YOUR OBJECTIVE: Reproduce the listing below word for word, from its first line up to and including the line with "pollen-bar [290,237,343,287]".

TASK INPUTS:
- - - - - - -

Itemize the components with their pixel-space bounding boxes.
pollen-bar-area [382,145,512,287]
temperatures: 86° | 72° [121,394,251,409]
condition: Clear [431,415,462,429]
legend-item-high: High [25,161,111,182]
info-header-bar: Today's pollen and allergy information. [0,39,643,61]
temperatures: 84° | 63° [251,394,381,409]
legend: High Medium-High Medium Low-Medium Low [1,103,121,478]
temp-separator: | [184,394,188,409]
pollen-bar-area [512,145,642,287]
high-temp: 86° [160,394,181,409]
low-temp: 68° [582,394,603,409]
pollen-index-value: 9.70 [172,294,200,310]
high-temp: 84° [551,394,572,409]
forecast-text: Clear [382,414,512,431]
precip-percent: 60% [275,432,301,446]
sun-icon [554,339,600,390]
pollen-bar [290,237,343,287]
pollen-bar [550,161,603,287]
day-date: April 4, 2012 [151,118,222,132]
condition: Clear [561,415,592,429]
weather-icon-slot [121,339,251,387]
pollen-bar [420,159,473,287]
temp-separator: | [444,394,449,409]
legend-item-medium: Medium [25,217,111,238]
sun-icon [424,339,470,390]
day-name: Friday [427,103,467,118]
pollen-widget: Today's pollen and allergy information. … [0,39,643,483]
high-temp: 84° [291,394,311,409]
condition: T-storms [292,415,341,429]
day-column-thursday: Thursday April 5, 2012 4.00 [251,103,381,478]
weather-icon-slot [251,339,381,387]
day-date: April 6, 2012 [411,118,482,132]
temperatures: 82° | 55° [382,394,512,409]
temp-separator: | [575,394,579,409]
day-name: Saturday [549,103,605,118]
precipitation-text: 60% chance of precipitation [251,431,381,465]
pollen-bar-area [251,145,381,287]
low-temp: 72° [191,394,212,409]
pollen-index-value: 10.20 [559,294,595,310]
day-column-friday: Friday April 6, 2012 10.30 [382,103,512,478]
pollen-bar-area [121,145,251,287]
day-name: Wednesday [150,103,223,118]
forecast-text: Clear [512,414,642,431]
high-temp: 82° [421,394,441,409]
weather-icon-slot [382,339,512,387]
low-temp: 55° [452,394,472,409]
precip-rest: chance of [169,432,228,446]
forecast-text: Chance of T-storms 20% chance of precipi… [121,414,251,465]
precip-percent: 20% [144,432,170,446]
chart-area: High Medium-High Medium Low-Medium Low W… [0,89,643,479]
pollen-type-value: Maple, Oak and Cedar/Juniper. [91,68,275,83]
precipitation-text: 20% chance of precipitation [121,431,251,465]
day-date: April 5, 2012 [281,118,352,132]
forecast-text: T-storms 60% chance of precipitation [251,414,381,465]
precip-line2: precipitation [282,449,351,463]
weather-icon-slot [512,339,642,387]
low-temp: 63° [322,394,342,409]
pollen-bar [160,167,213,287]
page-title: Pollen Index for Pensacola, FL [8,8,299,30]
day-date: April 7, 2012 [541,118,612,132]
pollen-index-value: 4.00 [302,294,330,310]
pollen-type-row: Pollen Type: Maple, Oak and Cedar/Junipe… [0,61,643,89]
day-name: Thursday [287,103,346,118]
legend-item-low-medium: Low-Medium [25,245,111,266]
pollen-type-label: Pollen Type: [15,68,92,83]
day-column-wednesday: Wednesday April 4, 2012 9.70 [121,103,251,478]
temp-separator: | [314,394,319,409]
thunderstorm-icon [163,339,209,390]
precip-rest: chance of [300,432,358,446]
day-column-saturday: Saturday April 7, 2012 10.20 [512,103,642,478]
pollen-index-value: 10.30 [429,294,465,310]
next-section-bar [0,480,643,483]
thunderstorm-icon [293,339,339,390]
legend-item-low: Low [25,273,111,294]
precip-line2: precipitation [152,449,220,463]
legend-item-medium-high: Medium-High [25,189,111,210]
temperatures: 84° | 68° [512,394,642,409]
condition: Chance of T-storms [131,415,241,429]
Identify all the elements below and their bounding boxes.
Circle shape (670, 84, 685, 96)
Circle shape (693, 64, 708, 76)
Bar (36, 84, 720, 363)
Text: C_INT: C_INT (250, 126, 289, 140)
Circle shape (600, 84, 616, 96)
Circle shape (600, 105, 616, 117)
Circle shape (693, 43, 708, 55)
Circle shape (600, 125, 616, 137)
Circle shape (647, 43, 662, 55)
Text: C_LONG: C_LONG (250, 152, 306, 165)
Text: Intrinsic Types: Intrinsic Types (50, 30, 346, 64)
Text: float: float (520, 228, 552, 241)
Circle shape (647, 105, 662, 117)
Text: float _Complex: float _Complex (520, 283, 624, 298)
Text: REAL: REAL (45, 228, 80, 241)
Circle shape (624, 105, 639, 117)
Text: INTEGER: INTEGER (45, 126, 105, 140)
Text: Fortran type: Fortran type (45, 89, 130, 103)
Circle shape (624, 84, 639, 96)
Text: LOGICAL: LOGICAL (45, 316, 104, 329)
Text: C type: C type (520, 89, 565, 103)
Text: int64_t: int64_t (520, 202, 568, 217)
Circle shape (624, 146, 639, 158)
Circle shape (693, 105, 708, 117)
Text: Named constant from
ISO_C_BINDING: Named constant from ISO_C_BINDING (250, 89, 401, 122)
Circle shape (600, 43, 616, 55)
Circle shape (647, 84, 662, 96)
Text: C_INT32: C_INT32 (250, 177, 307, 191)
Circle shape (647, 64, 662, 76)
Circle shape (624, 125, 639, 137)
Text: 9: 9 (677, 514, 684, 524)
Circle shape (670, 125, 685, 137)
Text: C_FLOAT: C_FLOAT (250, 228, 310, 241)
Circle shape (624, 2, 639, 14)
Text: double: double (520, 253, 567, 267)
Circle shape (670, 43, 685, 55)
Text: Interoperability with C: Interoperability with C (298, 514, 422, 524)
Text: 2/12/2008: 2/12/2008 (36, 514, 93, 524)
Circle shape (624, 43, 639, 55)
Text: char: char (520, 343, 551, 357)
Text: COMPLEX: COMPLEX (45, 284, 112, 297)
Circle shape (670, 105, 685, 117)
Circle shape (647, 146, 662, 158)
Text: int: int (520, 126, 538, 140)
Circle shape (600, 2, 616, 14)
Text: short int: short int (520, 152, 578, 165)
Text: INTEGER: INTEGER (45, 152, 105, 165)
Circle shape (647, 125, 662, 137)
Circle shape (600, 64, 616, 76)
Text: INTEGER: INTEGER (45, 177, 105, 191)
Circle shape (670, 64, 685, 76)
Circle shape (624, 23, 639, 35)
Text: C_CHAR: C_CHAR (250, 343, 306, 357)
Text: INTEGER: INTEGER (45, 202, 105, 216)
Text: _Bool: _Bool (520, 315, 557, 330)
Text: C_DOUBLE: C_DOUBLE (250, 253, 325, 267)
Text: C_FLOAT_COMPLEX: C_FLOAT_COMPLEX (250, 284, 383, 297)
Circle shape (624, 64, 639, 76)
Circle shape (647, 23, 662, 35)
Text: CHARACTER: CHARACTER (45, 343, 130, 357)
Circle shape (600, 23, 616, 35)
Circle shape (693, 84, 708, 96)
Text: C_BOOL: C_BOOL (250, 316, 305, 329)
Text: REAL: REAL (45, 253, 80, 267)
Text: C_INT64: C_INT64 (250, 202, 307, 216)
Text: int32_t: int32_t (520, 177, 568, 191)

- - - - - - -

RESULT OF THIS EXERCISE:
Itemize the components with their pixel-space bounding boxes.
pollen-bar-area [382,145,512,287]
temperatures: 86° | 72° [121,394,251,409]
condition: Clear [431,415,462,429]
legend-item-high: High [25,161,111,182]
info-header-bar: Today's pollen and allergy information. [0,39,643,61]
temperatures: 84° | 63° [251,394,381,409]
legend: High Medium-High Medium Low-Medium Low [1,103,121,478]
temp-separator: | [184,394,188,409]
pollen-bar-area [512,145,642,287]
high-temp: 86° [160,394,181,409]
low-temp: 68° [582,394,603,409]
pollen-index-value: 9.70 [172,294,200,310]
high-temp: 84° [551,394,572,409]
forecast-text: Clear [382,414,512,431]
precip-percent: 60% [275,432,301,446]
sun-icon [554,339,600,390]
pollen-bar [290,237,343,287]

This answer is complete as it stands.